**Extrait du document:**
# [samba] Optimisation

## sd44

Salut,

j'ai fait quelques tests entre linux => linux et linux => XP avec samba et sur un reseau Gigabit je plafonne a 26 MB/s ! 

par contre evec un scp je passe a 46 MB/s ...

y a t'il un moyen pour optimiser samba ? est 'il bridé ?

éxiste t'il une solution plus performante pour connecter un réseau windows sur un partage ?

----------

## guilc

C'est déjà pas si mal.

Samba oui, mais... SMBFS ou CIFS ? Si SMBFS, passer de toute urgence en CIFS, beaucoup plus performant (et plus simple à gérer niveau firewall pour couronner le tout)

Sinon, NFS (4 si possible) sera plus rapide, mais pour windows, il faut installer les SFU : http://technet.microsoft.com/fr-fr/interopmigration/bb380242.aspx

----------

## sd44

je suis en cifs et en nfs4.

j'ai tester le SFU je j'ai 45MB/s environ

j'ai trouvé ce post

ça confirme ce que je penssais, cependant si quelqu'un veut mettre son grain de sel ...

**Données fournies:**
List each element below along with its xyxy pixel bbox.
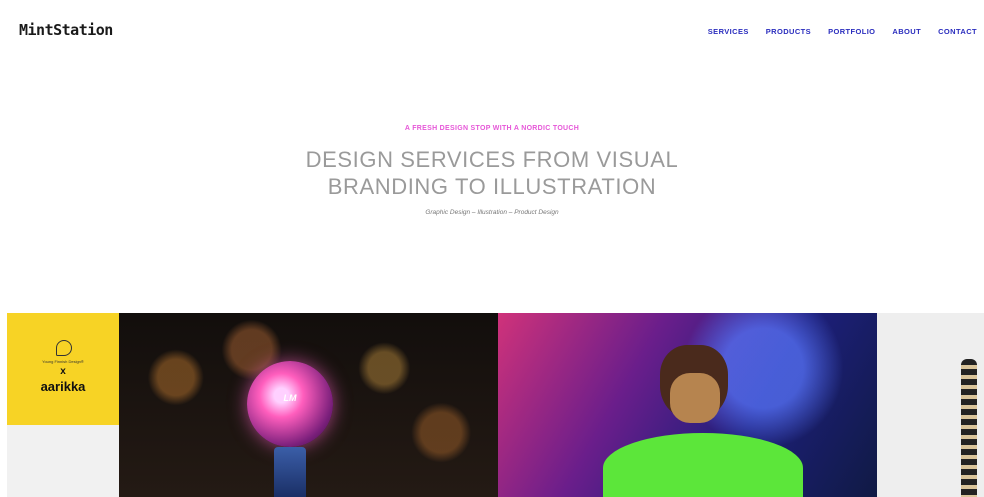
globe-logo-text: LM	[283, 393, 297, 403]
portfolio-tile-globe[interactable]: LM	[119, 313, 498, 497]
portfolio-tile-aarikka[interactable]: Young Finnish Design® x aarikka	[7, 313, 119, 497]
performer-green-jacket	[603, 433, 803, 497]
collab-x: x	[60, 366, 66, 377]
performer-face	[670, 373, 720, 423]
aarikka-brand: aarikka	[40, 379, 86, 394]
portfolio-gallery: Young Finnish Design® x aarikka LM	[0, 313, 984, 497]
grey-background	[7, 425, 119, 497]
portfolio-tile-product[interactable]	[877, 313, 984, 497]
hero-headline-line2: BRANDING TO ILLUSTRATION	[327, 174, 657, 199]
site-logo[interactable]: MintStation	[19, 21, 113, 39]
young-finnish-design-text: Young Finnish Design®	[42, 359, 84, 364]
nav-contact[interactable]: CONTACT	[938, 27, 977, 36]
hero-headline: DESIGN SERVICES FROM VISUAL BRANDING TO …	[0, 146, 984, 200]
nav-products[interactable]: PRODUCTS	[766, 27, 811, 36]
patterned-product-tube	[961, 359, 977, 497]
hero-headline-line1: DESIGN SERVICES FROM VISUAL	[305, 147, 679, 172]
glowing-globe-image	[247, 361, 333, 447]
globe-stand	[274, 447, 306, 497]
hero-kicker: A FRESH DESIGN STOP WITH A NORDIC TOUCH	[404, 125, 580, 132]
nav-about[interactable]: ABOUT	[892, 27, 921, 36]
nav-portfolio[interactable]: PORTFOLIO	[828, 27, 875, 36]
nav-services[interactable]: SERVICES	[708, 27, 749, 36]
portfolio-tile-performer[interactable]	[498, 313, 877, 497]
hero-subline: Graphic Design – Illustration – Product …	[425, 209, 559, 216]
main-nav: SERVICES PRODUCTS PORTFOLIO ABOUT CONTAC…	[708, 27, 977, 36]
young-finnish-design-logo-icon	[56, 340, 72, 356]
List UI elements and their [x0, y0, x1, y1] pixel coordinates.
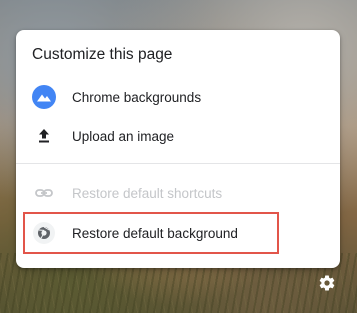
chrome-backgrounds-icon [32, 85, 56, 109]
menu-divider [16, 163, 340, 164]
chrome-backgrounds-item[interactable]: Chrome backgrounds [16, 77, 340, 117]
dialog-title: Customize this page [32, 46, 173, 63]
restore-shortcuts-label: Restore default shortcuts [72, 185, 223, 201]
chrome-backgrounds-label: Chrome backgrounds [72, 89, 202, 105]
link-icon [32, 181, 56, 205]
gear-icon[interactable] [318, 274, 336, 292]
upload-image-label: Upload an image [72, 128, 175, 144]
customize-dialog: Customize this page Chrome backgrounds U… [16, 30, 340, 268]
upload-icon [32, 124, 56, 148]
highlight-box [23, 212, 279, 254]
upload-image-item[interactable]: Upload an image [16, 116, 340, 156]
restore-shortcuts-item: Restore default shortcuts [16, 173, 340, 213]
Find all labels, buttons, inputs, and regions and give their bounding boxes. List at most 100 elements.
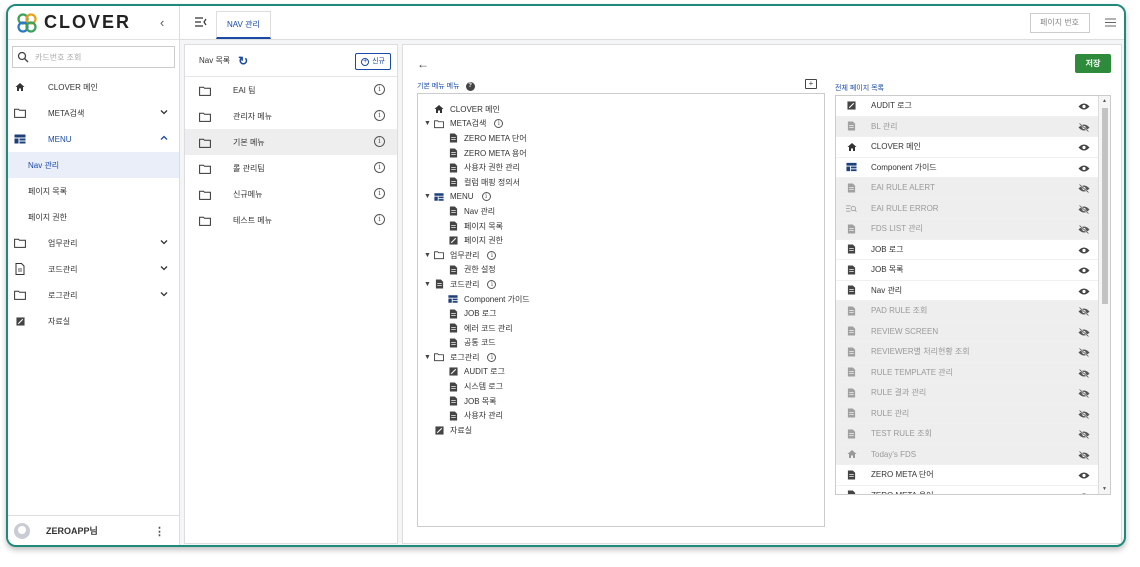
sidebar-subitem[interactable]: Nav 관리 [8,152,179,178]
user-profile[interactable]: ZEROAPP님 ⋮ [8,515,179,545]
page-row[interactable]: EAI RULE ALERT [836,178,1100,199]
page-row[interactable]: JOB 로그 [836,240,1100,260]
tree-node[interactable]: Component 가이드 [418,292,824,307]
page-row[interactable]: CLOVER 메인 [836,137,1100,158]
page-row[interactable]: RULE 관리 [836,403,1100,424]
sidebar-item[interactable]: CLOVER 메인 [8,74,179,100]
tree-node[interactable]: 공통 코드 [418,336,824,351]
list-item[interactable]: 관리자 메뉴 i [185,103,397,129]
info-icon[interactable]: i [374,214,385,225]
page-number-input[interactable]: 페이지 번호 [1030,13,1090,33]
visibility-icon[interactable] [1078,471,1090,480]
chevron-down-icon[interactable] [159,107,169,117]
sidebar-item[interactable]: META검색 [8,100,179,126]
list-item[interactable]: 테스트 메뉴 i [185,207,397,233]
expand-toggle-icon[interactable]: ▼ [424,281,434,288]
scroll-down-icon[interactable]: ▼ [1102,486,1107,492]
info-icon[interactable]: i [374,110,385,121]
page-row[interactable]: FDS LIST 관리 [836,219,1100,240]
hamburger-menu-icon[interactable] [1105,18,1116,27]
tree-node[interactable]: ▼ 로그관리 i [418,350,824,365]
add-folder-icon[interactable]: + [805,79,817,89]
info-icon[interactable]: i [487,250,497,260]
tree-node[interactable]: 페이지 권한 [418,233,824,248]
visibility-icon[interactable] [1078,266,1090,275]
visibility-off-icon[interactable] [1078,450,1090,460]
tree-node[interactable]: ZERO META 용어 [418,146,824,161]
info-icon[interactable]: i [487,279,497,289]
sidebar-item[interactable]: 코드관리 [8,256,179,282]
list-item[interactable]: 기본 메뉴 i [185,129,397,155]
info-icon[interactable]: i [487,352,497,362]
chevron-down-icon[interactable] [159,237,169,247]
page-row[interactable]: REVIEW SCREEN [836,321,1100,342]
sidebar-item[interactable]: 자료실 [8,308,179,334]
page-row[interactable]: ZERO META 용어 [836,486,1100,494]
tree-node[interactable]: AUDIT 로그 [418,365,824,380]
info-icon[interactable]: i [374,188,385,199]
tree-node[interactable]: 사용자 권한 관리 [418,160,824,175]
page-row[interactable]: AUDIT 로그 [836,96,1100,117]
visibility-off-icon[interactable] [1078,429,1090,440]
visibility-off-icon[interactable] [1078,204,1090,214]
search-input[interactable]: 카드번호 조회 [12,46,175,68]
sidebar-item[interactable]: 로그관리 [8,282,179,308]
visibility-icon[interactable] [1078,287,1090,296]
page-row[interactable]: Component 가이드 [836,158,1100,178]
tree-node[interactable]: CLOVER 메인 [418,102,824,117]
more-vert-icon[interactable]: ⋮ [154,525,165,538]
visibility-icon[interactable] [1078,492,1090,494]
scrollbar[interactable]: ▲ ▼ [1098,96,1110,494]
refresh-icon[interactable]: ↻ [238,54,248,68]
info-icon[interactable]: i [494,119,504,129]
page-row[interactable]: EAI RULE ERROR [836,198,1100,219]
list-item[interactable]: 롤 관리팀 i [185,155,397,181]
scrollbar-thumb[interactable] [1102,108,1108,304]
tree-node[interactable]: Nav 관리 [418,204,824,219]
tab-nav-management[interactable]: NAV 관리 [216,11,271,39]
visibility-icon[interactable] [1078,143,1090,152]
sidebar-subitem[interactable]: 페이지 목록 [8,178,179,204]
chevron-up-icon[interactable] [159,133,169,143]
chevron-down-icon[interactable] [159,289,169,299]
tree-node[interactable]: 컬럼 매핑 정의서 [418,175,824,190]
tree-node[interactable]: ▼ 코드관리 i [418,277,824,292]
page-row[interactable]: Nav 관리 [836,281,1100,301]
menu-collapse-icon[interactable] [195,17,207,27]
sidebar-item[interactable]: MENU [8,126,179,152]
help-icon[interactable]: ? [465,81,475,91]
new-button[interactable]: + 신규 [355,53,391,70]
visibility-off-icon[interactable] [1078,122,1090,132]
page-row[interactable]: RULE 결과 관리 [836,383,1100,404]
visibility-off-icon[interactable] [1078,306,1090,317]
visibility-icon[interactable] [1078,164,1090,173]
tree-node[interactable]: JOB 목록 [418,394,824,409]
visibility-icon[interactable] [1078,246,1090,255]
page-row[interactable]: JOB 목록 [836,260,1100,281]
page-row[interactable]: TEST RULE 조회 [836,424,1100,445]
visibility-off-icon[interactable] [1078,327,1090,337]
tree-node[interactable]: 사용자 관리 [418,408,824,423]
tree-node[interactable]: JOB 로그 [418,306,824,321]
list-item[interactable]: 신규메뉴 i [185,181,397,207]
tree-node[interactable]: ▼ 업무관리 i [418,248,824,263]
chevron-down-icon[interactable] [159,263,169,273]
page-row[interactable]: RULE TEMPLATE 관리 [836,362,1100,383]
info-icon[interactable]: i [374,136,385,147]
sidebar-subitem[interactable]: 페이지 권한 [8,204,179,230]
tree-node[interactable]: 시스템 로그 [418,379,824,394]
sidebar-item[interactable]: 업무관리 [8,230,179,256]
collapse-sidebar-icon[interactable]: ‹ [160,15,164,30]
page-row[interactable]: Today's FDS [836,444,1100,465]
visibility-off-icon[interactable] [1078,347,1090,358]
expand-toggle-icon[interactable]: ▼ [424,252,434,259]
expand-toggle-icon[interactable]: ▼ [424,354,434,361]
tree-node[interactable]: 자료실 [418,423,824,438]
list-item[interactable]: EAI 팀 i [185,77,397,103]
tree-node[interactable]: ZERO META 단어 [418,131,824,146]
page-row[interactable]: BL 관리 [836,116,1100,137]
visibility-off-icon[interactable] [1078,183,1090,194]
visibility-icon[interactable] [1078,102,1090,111]
back-arrow-icon[interactable]: ← [417,57,429,71]
info-icon[interactable]: i [481,192,491,202]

**Exercices:**
a) Répondez à ces questions d'après la discussion sur Samba ci-dessus :
(i) Quel débit maximal sd44 obtient-il avec Samba sur son réseau Gigabit ?
(ii) Quelle version de NFS guilc recommande-t-il si possible ?
(iii) Quel débit environ sd44 obtient-il après avoir testé les SFU ?
b) Prolongez la discussion sur Samba ci-dessus en écrivant la suite après son dernier message.
Le matériel ci-dessus provient d'une autre source que la discussion sur Samba.

**Réponses:**
a)
(i) 26 MB/s
(ii) NFS 4
(iii) 45 MB/s environ

b)
----------

## El_Goretto

Hop, un coup de "déterrage": est-ce que la différence de comportement NFS/Samba peut aussi s'expliquer par le fait que Samba est un process utilisateur, et qu'un kernel serveur est souvent non-preempt et avec une horloge genre à 100Hz?

----------

## sd44

je ne pense pas qu'il y a une incidence, mais aucune preuve.

----------

## El_Goretto

Petit feedback.

Bon, je viens de faire du tuning de smb.conf, parce que bon, ça suffit la limace.

Mesures des perfs: vitesse reportée par la fenêtre de copie de fichier sous Win7 (pour ce que ça vaut), débit mesuré par le firewall (Kerio/Sunbelt) sous XP.

Résumé:

*situation initiale: perfs en écritures misérables depuis un client Win7 (150ko/s - 1Mo/s), à peine potable sous XP (<5Mo/s). Lecture super rapide sous Win7(45Mo/s-60Mo/s), correcte sous XP(~28Mo/s). Les buffers étaients paramétrées super large: SO_RCVBUF=1024000 SO_SNDBUF=1024000

*situation observée: en réduisant le buffer de réception (SO_RCVBUF=16384 SO_SNDBUF=1024000), les écritures depuis win7 deviennent bonnes (45Mo/s), et très correctes sous XP (30Mo/s).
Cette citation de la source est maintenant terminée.